▶ **Required work**
Copy each line with the word "thời" in it.
---
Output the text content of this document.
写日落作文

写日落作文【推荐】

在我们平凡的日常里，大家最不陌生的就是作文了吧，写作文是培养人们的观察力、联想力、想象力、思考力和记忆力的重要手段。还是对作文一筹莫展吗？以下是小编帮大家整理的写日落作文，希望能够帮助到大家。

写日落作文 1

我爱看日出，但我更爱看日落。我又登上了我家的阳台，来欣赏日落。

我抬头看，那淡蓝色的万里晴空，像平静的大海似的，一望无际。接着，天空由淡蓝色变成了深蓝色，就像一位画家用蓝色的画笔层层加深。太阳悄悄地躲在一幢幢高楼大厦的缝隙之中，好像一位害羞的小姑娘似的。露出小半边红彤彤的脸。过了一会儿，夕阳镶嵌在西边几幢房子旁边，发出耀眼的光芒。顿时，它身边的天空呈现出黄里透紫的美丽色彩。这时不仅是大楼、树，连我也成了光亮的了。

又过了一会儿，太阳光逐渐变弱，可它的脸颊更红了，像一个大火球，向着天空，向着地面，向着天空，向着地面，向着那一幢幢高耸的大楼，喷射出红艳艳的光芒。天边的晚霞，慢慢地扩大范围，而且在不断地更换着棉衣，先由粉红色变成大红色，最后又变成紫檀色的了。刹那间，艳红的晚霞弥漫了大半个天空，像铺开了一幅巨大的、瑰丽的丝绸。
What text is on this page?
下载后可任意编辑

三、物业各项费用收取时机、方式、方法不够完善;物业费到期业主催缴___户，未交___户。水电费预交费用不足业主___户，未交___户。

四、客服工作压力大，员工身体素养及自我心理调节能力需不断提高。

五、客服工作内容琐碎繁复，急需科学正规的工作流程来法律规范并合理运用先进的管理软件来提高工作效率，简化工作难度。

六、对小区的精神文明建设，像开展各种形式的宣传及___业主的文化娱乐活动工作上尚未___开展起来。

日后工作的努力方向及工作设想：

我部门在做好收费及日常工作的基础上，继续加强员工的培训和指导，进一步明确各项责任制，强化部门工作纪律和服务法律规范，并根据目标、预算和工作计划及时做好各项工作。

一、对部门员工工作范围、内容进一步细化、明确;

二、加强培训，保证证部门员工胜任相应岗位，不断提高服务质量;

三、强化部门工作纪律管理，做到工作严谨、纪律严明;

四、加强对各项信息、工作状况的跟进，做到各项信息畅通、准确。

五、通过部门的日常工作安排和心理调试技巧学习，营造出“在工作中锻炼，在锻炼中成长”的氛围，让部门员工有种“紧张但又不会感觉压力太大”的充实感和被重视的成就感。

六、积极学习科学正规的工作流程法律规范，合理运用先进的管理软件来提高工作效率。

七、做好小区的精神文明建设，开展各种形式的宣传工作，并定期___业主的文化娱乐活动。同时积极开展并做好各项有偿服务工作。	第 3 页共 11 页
---
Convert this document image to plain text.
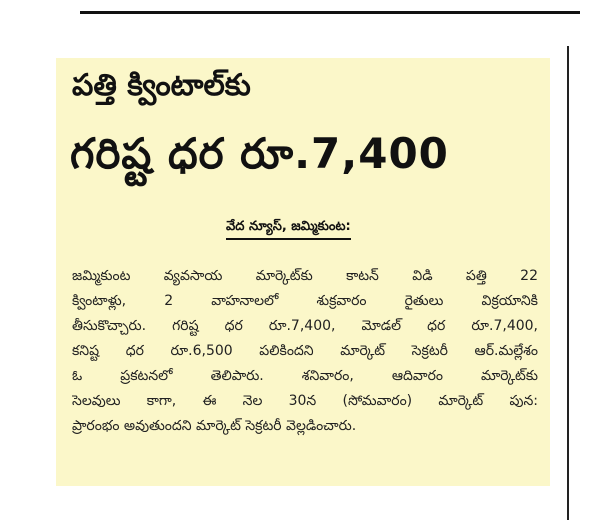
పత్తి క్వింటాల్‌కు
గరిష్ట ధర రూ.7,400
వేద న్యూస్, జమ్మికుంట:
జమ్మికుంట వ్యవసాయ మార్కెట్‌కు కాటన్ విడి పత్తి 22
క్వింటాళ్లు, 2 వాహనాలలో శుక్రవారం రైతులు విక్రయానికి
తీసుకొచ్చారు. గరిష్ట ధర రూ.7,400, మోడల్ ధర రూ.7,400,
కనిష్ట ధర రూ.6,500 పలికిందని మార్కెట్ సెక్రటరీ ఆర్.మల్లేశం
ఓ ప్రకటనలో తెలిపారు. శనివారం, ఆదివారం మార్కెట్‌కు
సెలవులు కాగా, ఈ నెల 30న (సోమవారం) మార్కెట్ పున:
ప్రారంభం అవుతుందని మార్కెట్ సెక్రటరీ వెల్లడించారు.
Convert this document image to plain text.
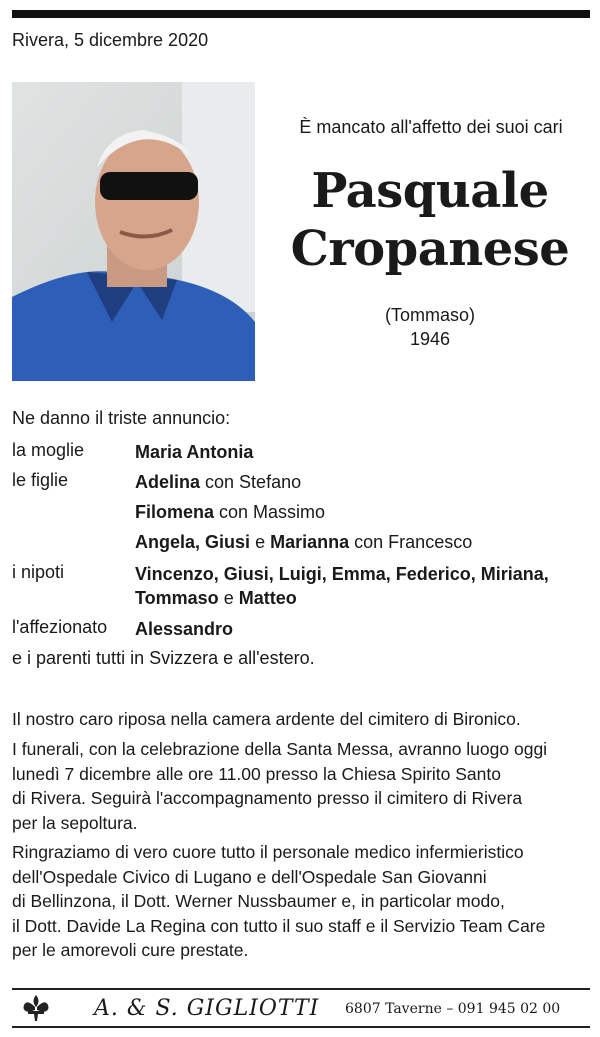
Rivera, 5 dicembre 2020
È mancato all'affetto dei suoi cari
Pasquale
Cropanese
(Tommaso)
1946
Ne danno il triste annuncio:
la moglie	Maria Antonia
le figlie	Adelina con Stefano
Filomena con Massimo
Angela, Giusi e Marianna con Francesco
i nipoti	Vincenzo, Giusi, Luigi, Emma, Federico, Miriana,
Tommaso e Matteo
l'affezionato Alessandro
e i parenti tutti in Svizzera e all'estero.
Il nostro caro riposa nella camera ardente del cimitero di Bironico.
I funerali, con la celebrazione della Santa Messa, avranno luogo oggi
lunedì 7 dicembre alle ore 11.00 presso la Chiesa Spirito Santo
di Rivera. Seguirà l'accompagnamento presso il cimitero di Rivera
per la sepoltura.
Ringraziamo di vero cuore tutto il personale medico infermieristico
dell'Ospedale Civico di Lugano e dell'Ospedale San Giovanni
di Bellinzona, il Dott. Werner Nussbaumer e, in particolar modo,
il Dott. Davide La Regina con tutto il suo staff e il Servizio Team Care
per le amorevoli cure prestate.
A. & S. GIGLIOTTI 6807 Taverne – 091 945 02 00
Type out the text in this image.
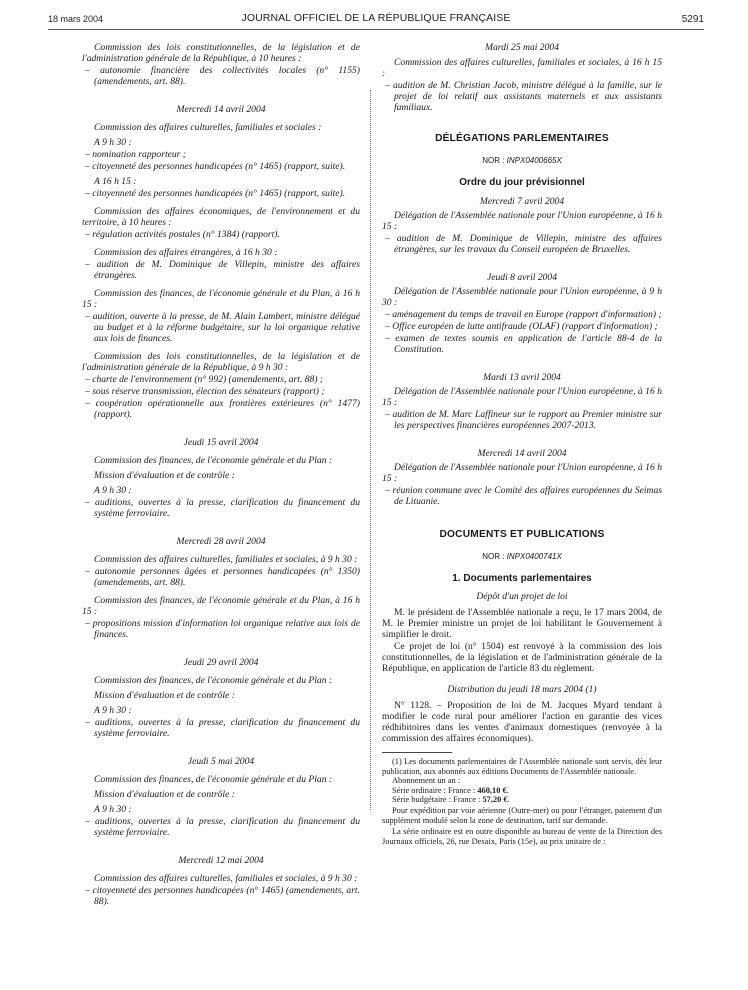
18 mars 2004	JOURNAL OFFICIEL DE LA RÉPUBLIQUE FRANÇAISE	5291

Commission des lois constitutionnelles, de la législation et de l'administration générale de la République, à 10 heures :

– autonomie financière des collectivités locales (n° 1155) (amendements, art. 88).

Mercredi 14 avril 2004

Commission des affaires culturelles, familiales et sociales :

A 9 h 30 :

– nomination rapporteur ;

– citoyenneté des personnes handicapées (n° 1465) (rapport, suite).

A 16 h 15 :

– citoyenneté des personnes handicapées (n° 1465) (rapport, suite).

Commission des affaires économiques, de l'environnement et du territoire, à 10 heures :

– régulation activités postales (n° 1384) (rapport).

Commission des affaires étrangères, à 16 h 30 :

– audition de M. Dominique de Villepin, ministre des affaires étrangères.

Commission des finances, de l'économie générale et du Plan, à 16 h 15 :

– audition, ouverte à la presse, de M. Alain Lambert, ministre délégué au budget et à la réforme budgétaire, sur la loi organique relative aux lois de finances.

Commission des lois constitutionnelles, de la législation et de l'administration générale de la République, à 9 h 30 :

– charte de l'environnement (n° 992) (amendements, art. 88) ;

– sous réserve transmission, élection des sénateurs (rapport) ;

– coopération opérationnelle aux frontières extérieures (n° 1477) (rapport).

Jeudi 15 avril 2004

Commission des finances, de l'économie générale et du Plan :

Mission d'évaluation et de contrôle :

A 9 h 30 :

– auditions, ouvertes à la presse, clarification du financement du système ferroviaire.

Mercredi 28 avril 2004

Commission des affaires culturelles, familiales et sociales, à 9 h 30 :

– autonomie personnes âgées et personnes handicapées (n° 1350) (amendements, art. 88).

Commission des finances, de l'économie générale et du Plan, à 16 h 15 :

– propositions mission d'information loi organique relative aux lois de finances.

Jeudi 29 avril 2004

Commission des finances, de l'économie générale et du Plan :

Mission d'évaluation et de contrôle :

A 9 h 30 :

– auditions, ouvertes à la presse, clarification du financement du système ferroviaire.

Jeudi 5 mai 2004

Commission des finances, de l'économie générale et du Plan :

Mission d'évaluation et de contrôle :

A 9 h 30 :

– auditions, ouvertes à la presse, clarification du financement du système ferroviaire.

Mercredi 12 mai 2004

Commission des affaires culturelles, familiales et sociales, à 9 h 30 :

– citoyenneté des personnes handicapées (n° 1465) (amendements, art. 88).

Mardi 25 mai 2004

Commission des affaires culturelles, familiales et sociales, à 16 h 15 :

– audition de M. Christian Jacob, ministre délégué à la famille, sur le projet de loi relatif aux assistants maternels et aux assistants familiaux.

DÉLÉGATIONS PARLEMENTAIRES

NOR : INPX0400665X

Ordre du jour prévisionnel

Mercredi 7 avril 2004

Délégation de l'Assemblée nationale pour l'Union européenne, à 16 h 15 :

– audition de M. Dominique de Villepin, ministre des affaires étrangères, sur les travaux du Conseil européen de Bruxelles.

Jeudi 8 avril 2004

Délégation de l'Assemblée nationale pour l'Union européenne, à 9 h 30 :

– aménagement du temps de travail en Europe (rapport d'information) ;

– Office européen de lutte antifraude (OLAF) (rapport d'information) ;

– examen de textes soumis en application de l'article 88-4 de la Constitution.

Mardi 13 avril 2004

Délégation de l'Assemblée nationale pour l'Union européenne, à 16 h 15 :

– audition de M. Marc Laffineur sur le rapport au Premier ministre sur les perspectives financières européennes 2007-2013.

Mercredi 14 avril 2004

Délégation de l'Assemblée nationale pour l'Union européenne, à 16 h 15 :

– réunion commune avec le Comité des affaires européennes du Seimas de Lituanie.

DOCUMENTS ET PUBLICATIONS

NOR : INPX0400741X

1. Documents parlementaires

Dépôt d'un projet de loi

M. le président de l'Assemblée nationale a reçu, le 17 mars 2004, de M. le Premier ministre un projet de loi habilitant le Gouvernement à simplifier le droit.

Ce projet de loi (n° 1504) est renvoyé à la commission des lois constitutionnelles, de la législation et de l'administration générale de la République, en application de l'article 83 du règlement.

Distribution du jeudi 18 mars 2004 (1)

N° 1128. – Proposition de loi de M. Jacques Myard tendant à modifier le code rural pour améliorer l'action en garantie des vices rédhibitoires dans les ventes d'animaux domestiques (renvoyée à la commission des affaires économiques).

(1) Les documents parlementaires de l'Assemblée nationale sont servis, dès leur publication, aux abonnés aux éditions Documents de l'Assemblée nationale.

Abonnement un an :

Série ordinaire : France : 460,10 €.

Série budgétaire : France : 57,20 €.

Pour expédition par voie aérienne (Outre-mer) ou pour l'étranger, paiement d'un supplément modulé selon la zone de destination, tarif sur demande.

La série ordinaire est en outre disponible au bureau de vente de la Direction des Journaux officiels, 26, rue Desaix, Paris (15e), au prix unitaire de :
---
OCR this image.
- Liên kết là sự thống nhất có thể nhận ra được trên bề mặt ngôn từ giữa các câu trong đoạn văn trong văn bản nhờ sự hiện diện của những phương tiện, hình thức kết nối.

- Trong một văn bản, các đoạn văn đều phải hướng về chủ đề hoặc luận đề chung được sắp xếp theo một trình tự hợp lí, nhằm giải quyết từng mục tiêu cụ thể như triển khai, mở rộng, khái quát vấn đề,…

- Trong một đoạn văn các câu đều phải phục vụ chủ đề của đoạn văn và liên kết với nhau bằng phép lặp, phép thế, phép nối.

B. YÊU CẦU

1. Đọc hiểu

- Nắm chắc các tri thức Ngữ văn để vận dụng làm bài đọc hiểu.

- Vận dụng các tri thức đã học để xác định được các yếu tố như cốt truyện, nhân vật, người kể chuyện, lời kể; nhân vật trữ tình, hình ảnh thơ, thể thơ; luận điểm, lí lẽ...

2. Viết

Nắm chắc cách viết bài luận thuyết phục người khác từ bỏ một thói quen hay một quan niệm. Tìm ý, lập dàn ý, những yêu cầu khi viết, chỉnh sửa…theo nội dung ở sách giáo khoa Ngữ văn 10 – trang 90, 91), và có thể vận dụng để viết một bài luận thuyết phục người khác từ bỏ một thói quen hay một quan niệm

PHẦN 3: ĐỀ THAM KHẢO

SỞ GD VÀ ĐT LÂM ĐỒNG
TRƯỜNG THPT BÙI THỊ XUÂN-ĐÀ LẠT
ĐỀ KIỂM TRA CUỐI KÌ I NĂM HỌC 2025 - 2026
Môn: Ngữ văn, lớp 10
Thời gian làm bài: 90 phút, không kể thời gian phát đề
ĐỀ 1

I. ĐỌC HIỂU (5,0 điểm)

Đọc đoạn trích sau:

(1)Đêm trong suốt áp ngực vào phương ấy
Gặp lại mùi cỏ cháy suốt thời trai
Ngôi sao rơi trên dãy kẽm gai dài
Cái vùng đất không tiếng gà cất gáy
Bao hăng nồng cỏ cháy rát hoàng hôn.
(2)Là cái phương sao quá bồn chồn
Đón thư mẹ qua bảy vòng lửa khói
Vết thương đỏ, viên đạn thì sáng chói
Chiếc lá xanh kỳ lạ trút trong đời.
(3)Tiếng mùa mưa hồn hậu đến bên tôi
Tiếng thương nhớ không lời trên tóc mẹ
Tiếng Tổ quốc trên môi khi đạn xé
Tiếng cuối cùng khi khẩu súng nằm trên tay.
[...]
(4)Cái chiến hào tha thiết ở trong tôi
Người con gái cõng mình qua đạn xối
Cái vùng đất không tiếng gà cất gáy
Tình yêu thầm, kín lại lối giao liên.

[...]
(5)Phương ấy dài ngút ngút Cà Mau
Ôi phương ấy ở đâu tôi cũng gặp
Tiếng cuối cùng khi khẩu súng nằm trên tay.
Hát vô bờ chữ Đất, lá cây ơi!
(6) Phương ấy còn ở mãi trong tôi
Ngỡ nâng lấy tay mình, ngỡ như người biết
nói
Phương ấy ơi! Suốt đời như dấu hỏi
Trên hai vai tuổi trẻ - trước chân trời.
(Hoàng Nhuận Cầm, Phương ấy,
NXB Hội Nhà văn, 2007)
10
---
▶ **Result for this exercise**
Thời gian làm bài: 90 phút, không kể thời gian phát đề
Gặp lại mùi cỏ cháy suốt thời trai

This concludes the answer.